**TO DO:**
Exactly transcribe the span of lines from the one containing "Type out the text in this image." through the final line of the entries, inclusive, and nothing outside it. Exclude the pictures.

################

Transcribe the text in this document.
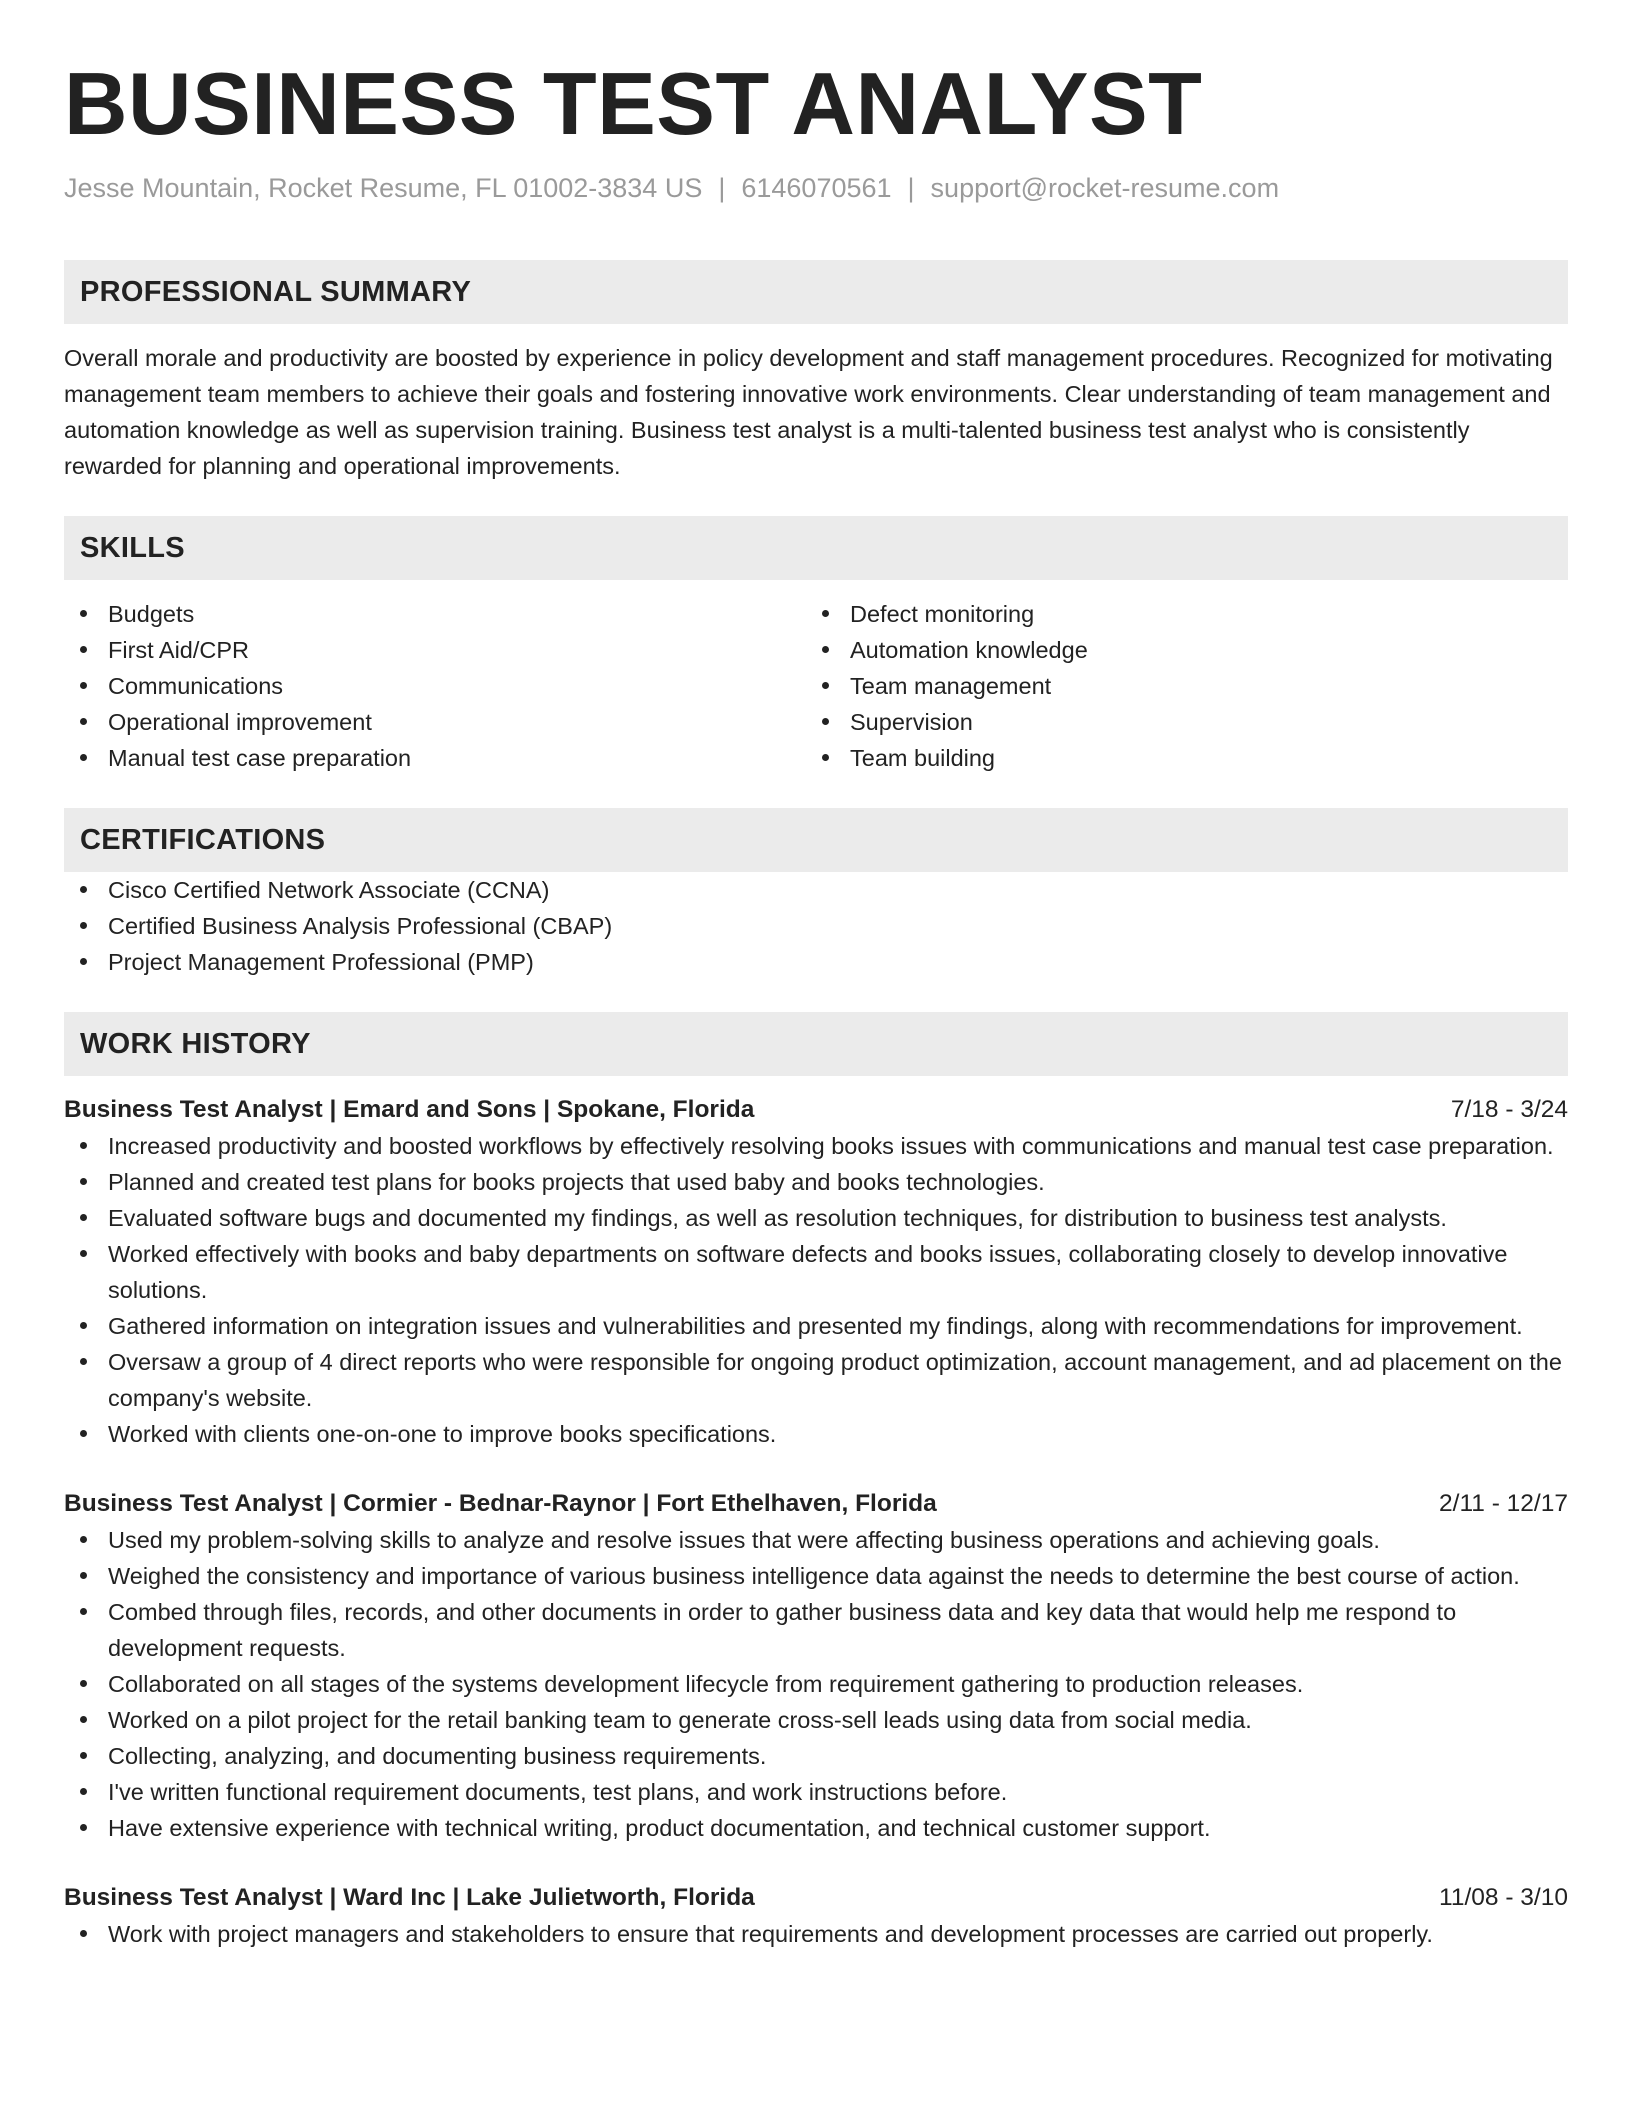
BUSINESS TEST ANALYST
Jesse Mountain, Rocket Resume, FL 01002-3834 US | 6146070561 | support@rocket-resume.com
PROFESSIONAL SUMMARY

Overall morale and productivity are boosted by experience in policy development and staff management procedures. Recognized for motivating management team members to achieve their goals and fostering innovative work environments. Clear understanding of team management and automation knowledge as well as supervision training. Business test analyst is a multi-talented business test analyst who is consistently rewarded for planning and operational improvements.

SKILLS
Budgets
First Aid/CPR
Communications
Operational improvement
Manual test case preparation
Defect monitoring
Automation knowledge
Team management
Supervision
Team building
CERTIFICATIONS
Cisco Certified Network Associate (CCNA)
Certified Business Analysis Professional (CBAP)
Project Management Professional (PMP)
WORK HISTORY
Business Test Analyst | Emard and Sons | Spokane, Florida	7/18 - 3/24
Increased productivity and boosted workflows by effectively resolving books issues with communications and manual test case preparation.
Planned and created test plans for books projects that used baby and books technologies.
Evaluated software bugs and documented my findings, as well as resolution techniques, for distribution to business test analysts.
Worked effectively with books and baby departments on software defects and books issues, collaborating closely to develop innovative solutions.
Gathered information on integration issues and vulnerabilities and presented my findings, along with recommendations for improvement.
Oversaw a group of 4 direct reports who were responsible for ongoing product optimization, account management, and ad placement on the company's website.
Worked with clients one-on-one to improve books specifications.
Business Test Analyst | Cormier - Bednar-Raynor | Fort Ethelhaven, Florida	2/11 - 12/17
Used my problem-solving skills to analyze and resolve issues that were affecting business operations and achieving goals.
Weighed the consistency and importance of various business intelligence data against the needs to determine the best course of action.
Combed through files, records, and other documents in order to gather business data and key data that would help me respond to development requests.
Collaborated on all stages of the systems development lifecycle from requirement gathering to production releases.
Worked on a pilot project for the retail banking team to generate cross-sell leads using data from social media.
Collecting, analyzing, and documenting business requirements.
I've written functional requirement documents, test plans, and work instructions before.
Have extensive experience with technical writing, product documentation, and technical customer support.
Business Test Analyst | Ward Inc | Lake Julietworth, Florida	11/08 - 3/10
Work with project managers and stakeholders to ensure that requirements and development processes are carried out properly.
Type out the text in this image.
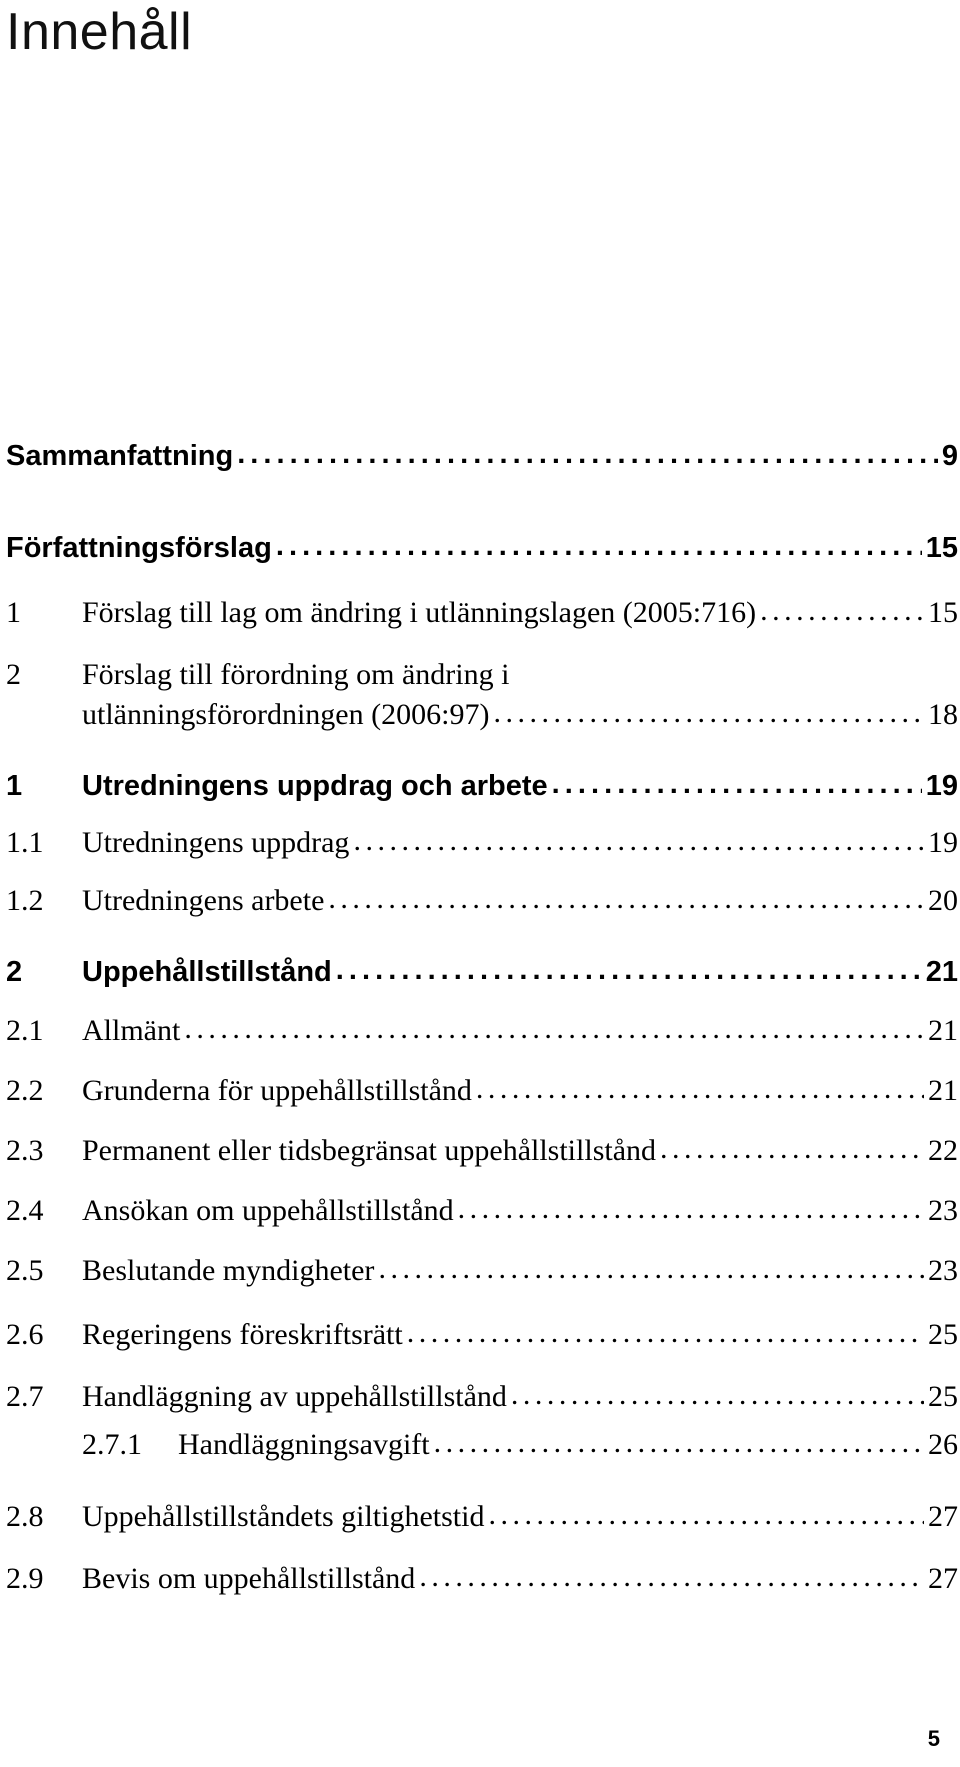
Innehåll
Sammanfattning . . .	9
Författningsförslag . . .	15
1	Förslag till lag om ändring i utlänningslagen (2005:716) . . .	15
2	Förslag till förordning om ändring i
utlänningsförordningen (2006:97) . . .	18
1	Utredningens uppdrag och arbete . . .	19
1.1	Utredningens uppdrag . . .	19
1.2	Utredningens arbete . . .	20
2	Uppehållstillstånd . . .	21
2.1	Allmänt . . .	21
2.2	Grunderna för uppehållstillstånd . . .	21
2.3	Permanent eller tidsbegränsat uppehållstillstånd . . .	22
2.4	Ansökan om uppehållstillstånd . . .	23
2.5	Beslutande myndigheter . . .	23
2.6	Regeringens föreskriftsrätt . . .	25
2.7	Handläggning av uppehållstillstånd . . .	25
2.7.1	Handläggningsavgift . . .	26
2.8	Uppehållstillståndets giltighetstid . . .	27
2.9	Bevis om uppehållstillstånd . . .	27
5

################

**SOLUTION TO THE PROBLEM:**
Type out the text in this image.
Innehåll
Sammanfattning . . .	9
Författningsförslag . . .	15
1	Förslag till lag om ändring i utlänningslagen (2005:716) . . .	15
2	Förslag till förordning om ändring i
utlänningsförordningen (2006:97) . . .	18
1	Utredningens uppdrag och arbete . . .	19
1.1	Utredningens uppdrag . . .	19
1.2	Utredningens arbete . . .	20
2	Uppehållstillstånd . . .	21
2.1	Allmänt . . .	21
2.2	Grunderna för uppehållstillstånd . . .	21
2.3	Permanent eller tidsbegränsat uppehållstillstånd . . .	22
2.4	Ansökan om uppehållstillstånd . . .	23
2.5	Beslutande myndigheter . . .	23
2.6	Regeringens föreskriftsrätt . . .	25
2.7	Handläggning av uppehållstillstånd . . .	25
2.7.1	Handläggningsavgift . . .	26
2.8	Uppehållstillståndets giltighetstid . . .	27
2.9	Bevis om uppehållstillstånd . . .	27
5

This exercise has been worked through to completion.